GOAL — Images must not appear in your copy; reproduce every other part of the records exactly.
>> Begin DATA SUPPLIED
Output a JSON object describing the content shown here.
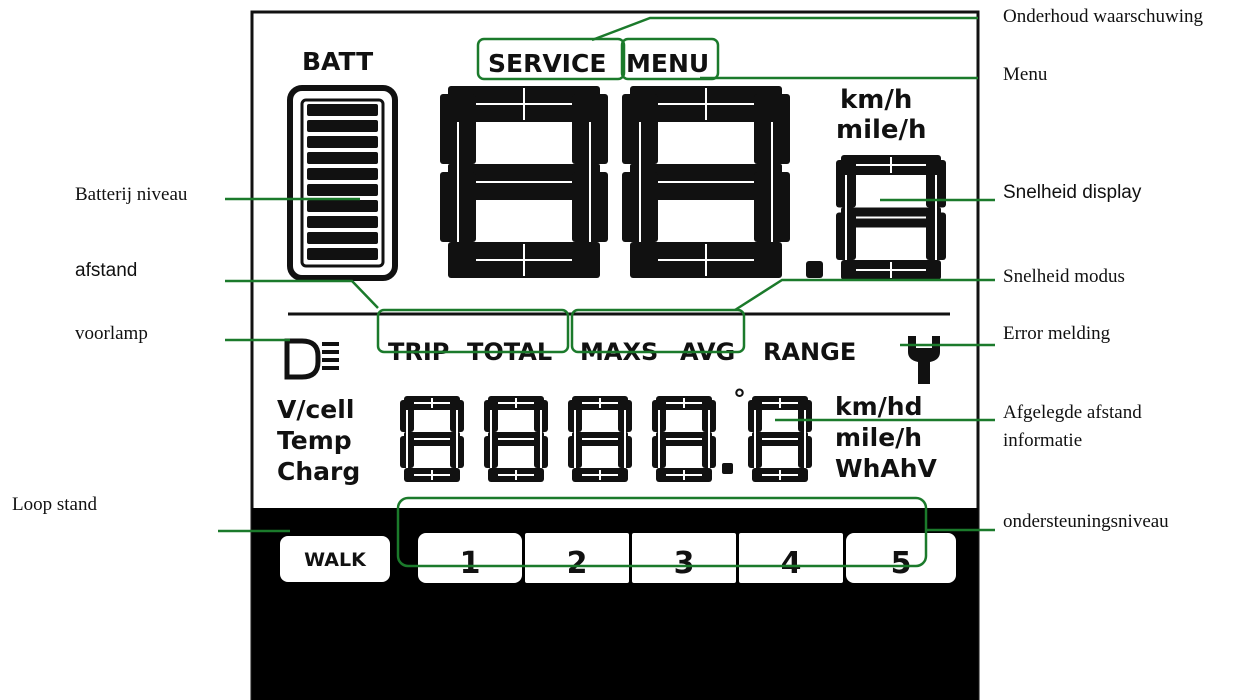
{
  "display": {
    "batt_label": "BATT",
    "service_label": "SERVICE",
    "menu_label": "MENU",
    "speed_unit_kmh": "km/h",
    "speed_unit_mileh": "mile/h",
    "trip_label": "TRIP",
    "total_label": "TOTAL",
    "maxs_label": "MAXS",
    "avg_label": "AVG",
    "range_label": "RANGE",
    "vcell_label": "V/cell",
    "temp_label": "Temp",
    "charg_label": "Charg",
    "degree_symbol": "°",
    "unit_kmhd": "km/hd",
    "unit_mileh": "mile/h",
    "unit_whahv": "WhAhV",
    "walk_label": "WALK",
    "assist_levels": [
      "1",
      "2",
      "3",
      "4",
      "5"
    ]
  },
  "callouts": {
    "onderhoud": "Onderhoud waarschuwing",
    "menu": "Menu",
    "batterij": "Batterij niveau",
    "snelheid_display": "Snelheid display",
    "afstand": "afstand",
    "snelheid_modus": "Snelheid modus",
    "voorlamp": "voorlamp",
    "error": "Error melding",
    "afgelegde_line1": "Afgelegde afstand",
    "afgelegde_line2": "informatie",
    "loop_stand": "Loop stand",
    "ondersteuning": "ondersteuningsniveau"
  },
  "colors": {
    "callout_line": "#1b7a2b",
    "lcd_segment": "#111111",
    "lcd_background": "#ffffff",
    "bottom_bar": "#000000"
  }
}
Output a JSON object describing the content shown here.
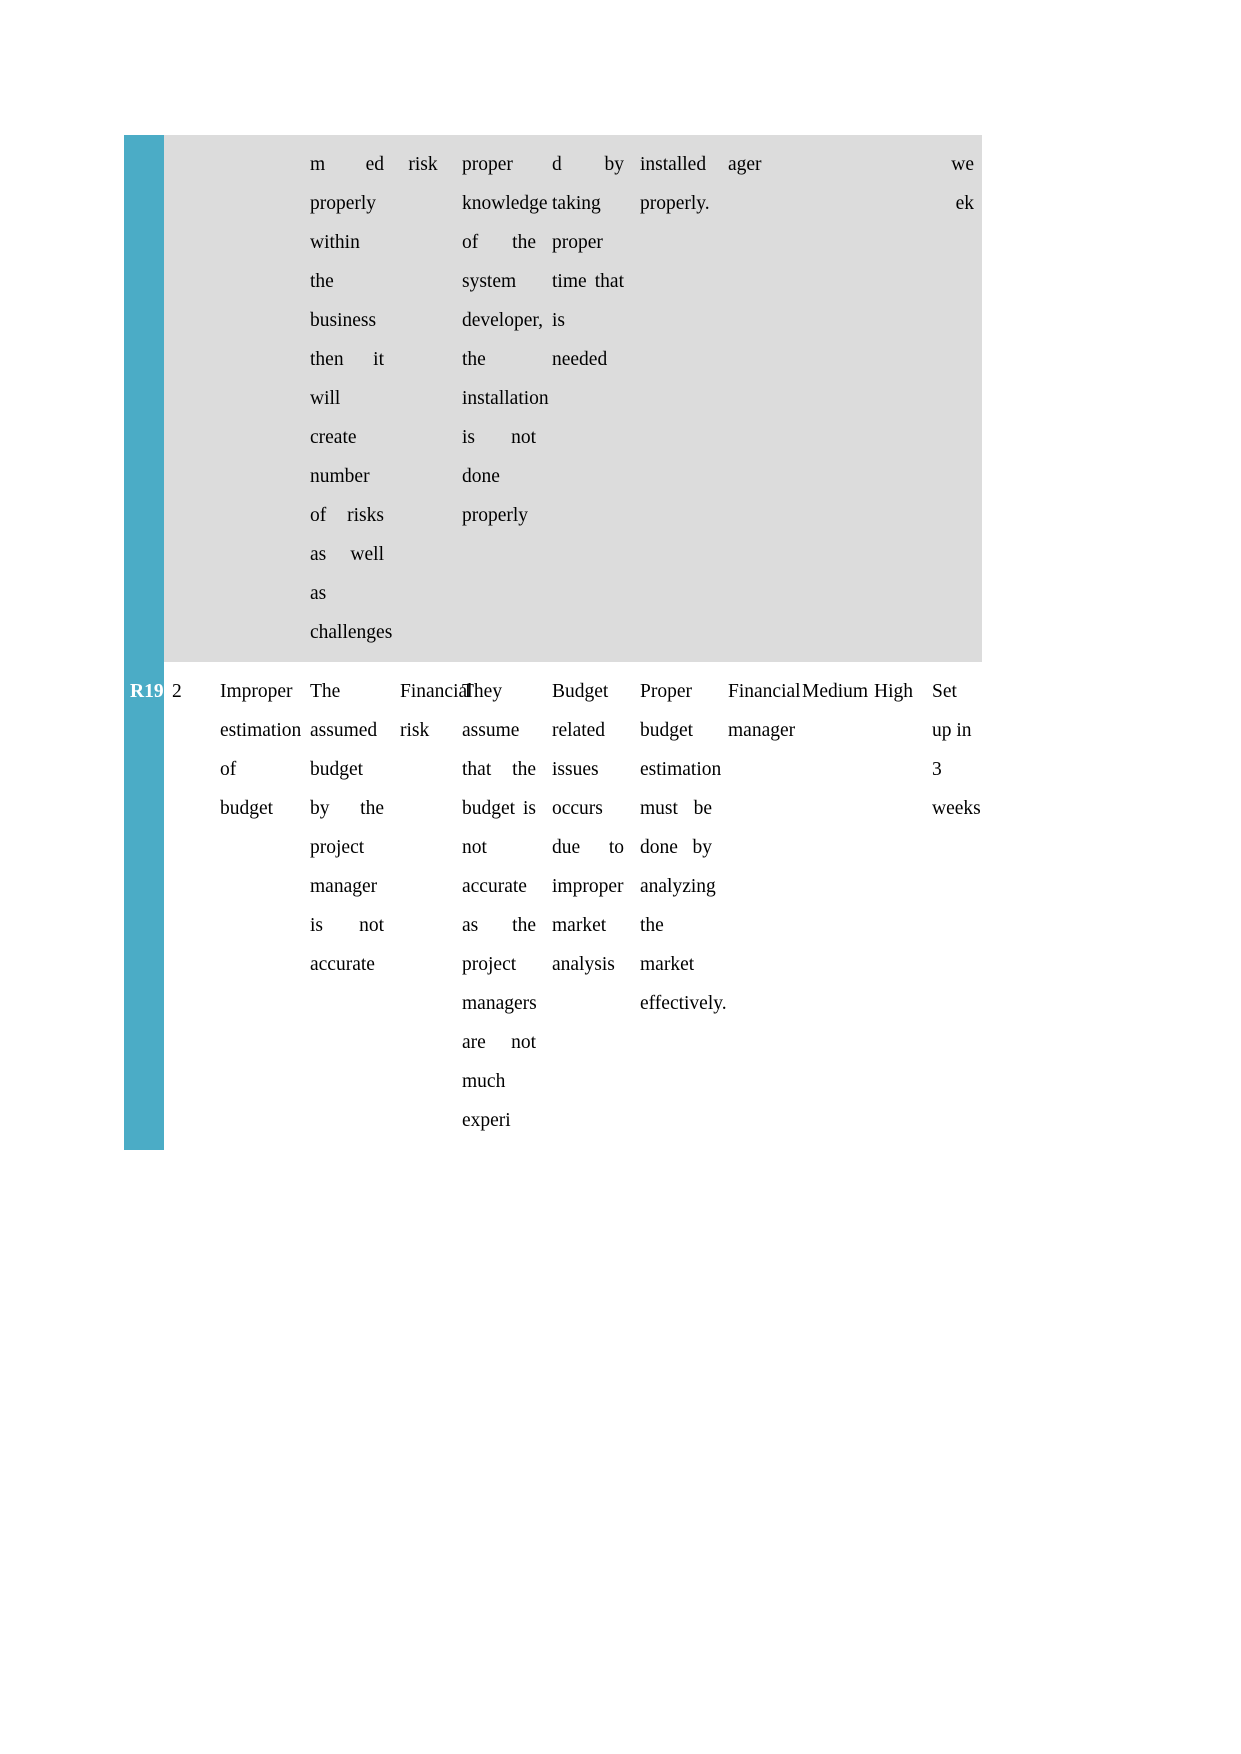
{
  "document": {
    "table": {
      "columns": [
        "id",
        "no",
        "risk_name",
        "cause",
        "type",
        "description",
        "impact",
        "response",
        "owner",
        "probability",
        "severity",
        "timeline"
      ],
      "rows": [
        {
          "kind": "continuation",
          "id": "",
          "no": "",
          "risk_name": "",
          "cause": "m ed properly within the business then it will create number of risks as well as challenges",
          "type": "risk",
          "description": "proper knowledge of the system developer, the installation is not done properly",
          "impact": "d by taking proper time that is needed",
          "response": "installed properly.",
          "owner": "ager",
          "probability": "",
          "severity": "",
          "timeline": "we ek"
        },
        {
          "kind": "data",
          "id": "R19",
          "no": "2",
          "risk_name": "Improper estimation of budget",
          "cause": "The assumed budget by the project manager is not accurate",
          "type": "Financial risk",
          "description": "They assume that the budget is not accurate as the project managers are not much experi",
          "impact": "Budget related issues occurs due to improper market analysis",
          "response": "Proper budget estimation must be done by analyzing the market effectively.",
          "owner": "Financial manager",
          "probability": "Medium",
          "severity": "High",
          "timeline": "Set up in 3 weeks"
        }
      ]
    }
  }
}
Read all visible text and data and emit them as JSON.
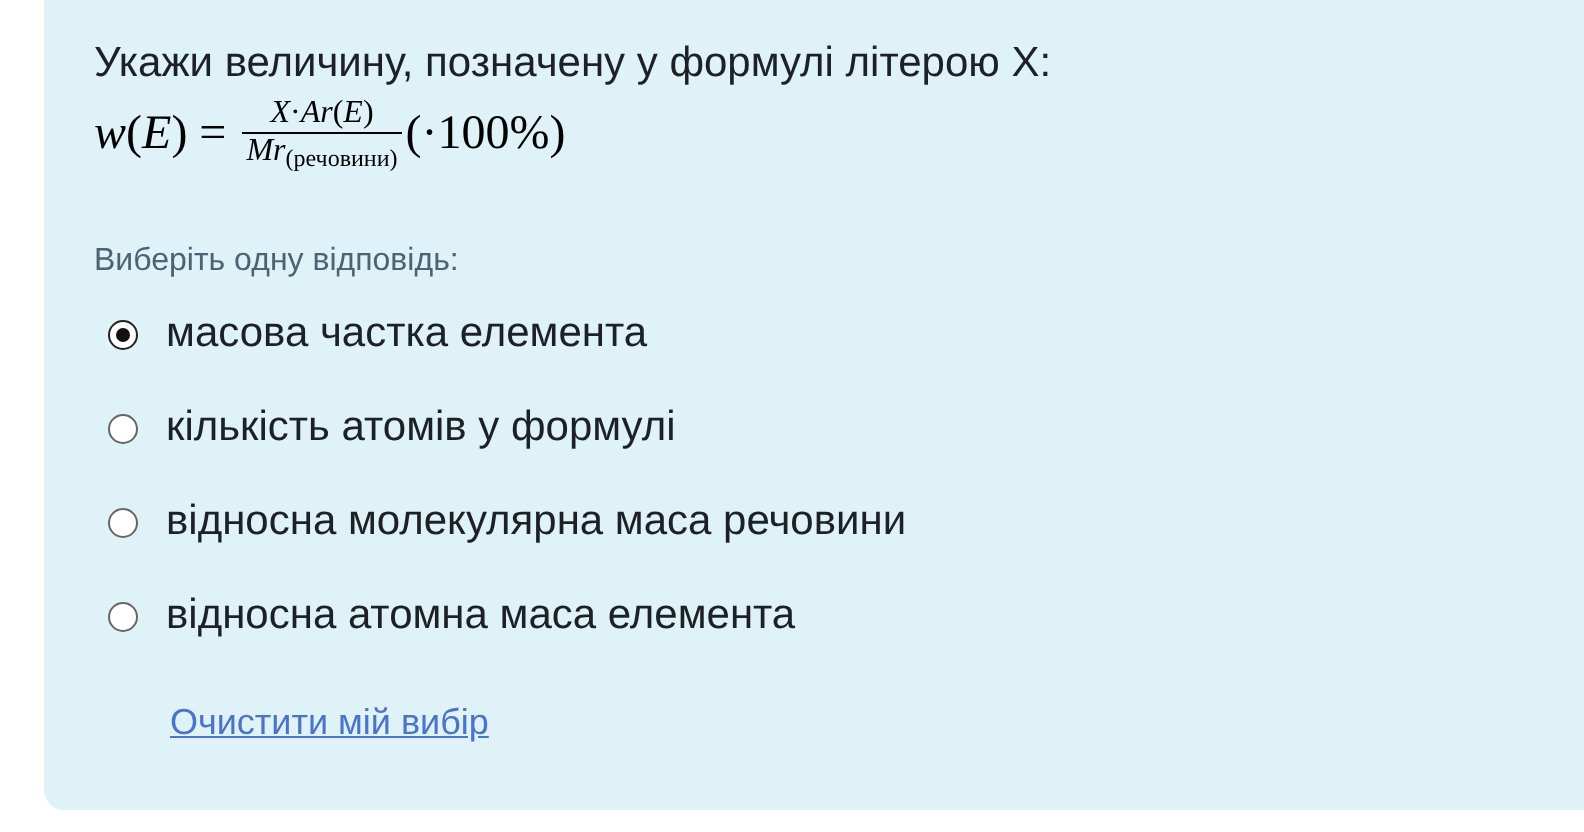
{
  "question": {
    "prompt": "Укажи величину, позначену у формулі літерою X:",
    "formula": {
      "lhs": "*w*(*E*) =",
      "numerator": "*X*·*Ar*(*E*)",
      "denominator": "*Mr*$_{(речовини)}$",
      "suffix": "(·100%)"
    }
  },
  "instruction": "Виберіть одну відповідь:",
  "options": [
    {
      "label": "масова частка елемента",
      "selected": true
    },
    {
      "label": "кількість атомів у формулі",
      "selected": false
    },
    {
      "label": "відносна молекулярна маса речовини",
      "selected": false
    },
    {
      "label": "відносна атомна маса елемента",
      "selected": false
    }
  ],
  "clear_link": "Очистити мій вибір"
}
>> End DATA SUPPLIED
THE RESPONSE —
Output a JSON object describing the content shown here.
{
  "display": {
    "batt_label": "BATT",
    "service_label": "SERVICE",
    "menu_label": "MENU",
    "speed_unit_kmh": "km/h",
    "speed_unit_mileh": "mile/h",
    "trip_label": "TRIP",
    "total_label": "TOTAL",
    "maxs_label": "MAXS",
    "avg_label": "AVG",
    "range_label": "RANGE",
    "vcell_label": "V/cell",
    "temp_label": "Temp",
    "charg_label": "Charg",
    "degree_symbol": "°",
    "unit_kmhd": "km/hd",
    "unit_mileh": "mile/h",
    "unit_whahv": "WhAhV",
    "walk_label": "WALK",
    "assist_levels": [
      "1",
      "2",
      "3",
      "4",
      "5"
    ]
  },
  "callouts": {
    "onderhoud": "Onderhoud waarschuwing",
    "menu": "Menu",
    "batterij": "Batterij niveau",
    "snelheid_display": "Snelheid display",
    "afstand": "afstand",
    "snelheid_modus": "Snelheid modus",
    "voorlamp": "voorlamp",
    "error": "Error melding",
    "afgelegde_line1": "Afgelegde afstand",
    "afgelegde_line2": "informatie",
    "loop_stand": "Loop stand",
    "ondersteuning": "ondersteuningsniveau"
  },
  "colors": {
    "callout_line": "#1b7a2b",
    "lcd_segment": "#111111",
    "lcd_background": "#ffffff",
    "bottom_bar": "#000000"
  }
}
Output a JSON object describing the content shown here.
{
  "document": {
    "table": {
      "columns": [
        "id",
        "no",
        "risk_name",
        "cause",
        "type",
        "description",
        "impact",
        "response",
        "owner",
        "probability",
        "severity",
        "timeline"
      ],
      "rows": [
        {
          "kind": "continuation",
          "id": "",
          "no": "",
          "risk_name": "",
          "cause": "m ed properly within the business then it will create number of risks as well as challenges",
          "type": "risk",
          "description": "proper knowledge of the system developer, the installation is not done properly",
          "impact": "d by taking proper time that is needed",
          "response": "installed properly.",
          "owner": "ager",
          "probability": "",
          "severity": "",
          "timeline": "we ek"
        },
        {
          "kind": "data",
          "id": "R19",
          "no": "2",
          "risk_name": "Improper estimation of budget",
          "cause": "The assumed budget by the project manager is not accurate",
          "type": "Financial risk",
          "description": "They assume that the budget is not accurate as the project managers are not much experi",
          "impact": "Budget related issues occurs due to improper market analysis",
          "response": "Proper budget estimation must be done by analyzing the market effectively.",
          "owner": "Financial manager",
          "probability": "Medium",
          "severity": "High",
          "timeline": "Set up in 3 weeks"
        }
      ]
    }
  }
}
Read all visible text and data and emit them as JSON.
{
  "question": {
    "prompt": "Укажи величину, позначену у формулі літерою X:",
    "formula": {
      "lhs": "*w*(*E*) =",
      "numerator": "*X*·*Ar*(*E*)",
      "denominator": "*Mr*$_{(речовини)}$",
      "suffix": "(·100%)"
    }
  },
  "instruction": "Виберіть одну відповідь:",
  "options": [
    {
      "label": "масова частка елемента",
      "selected": true
    },
    {
      "label": "кількість атомів у формулі",
      "selected": false
    },
    {
      "label": "відносна молекулярна маса речовини",
      "selected": false
    },
    {
      "label": "відносна атомна маса елемента",
      "selected": false
    }
  ],
  "clear_link": "Очистити мій вибір"
}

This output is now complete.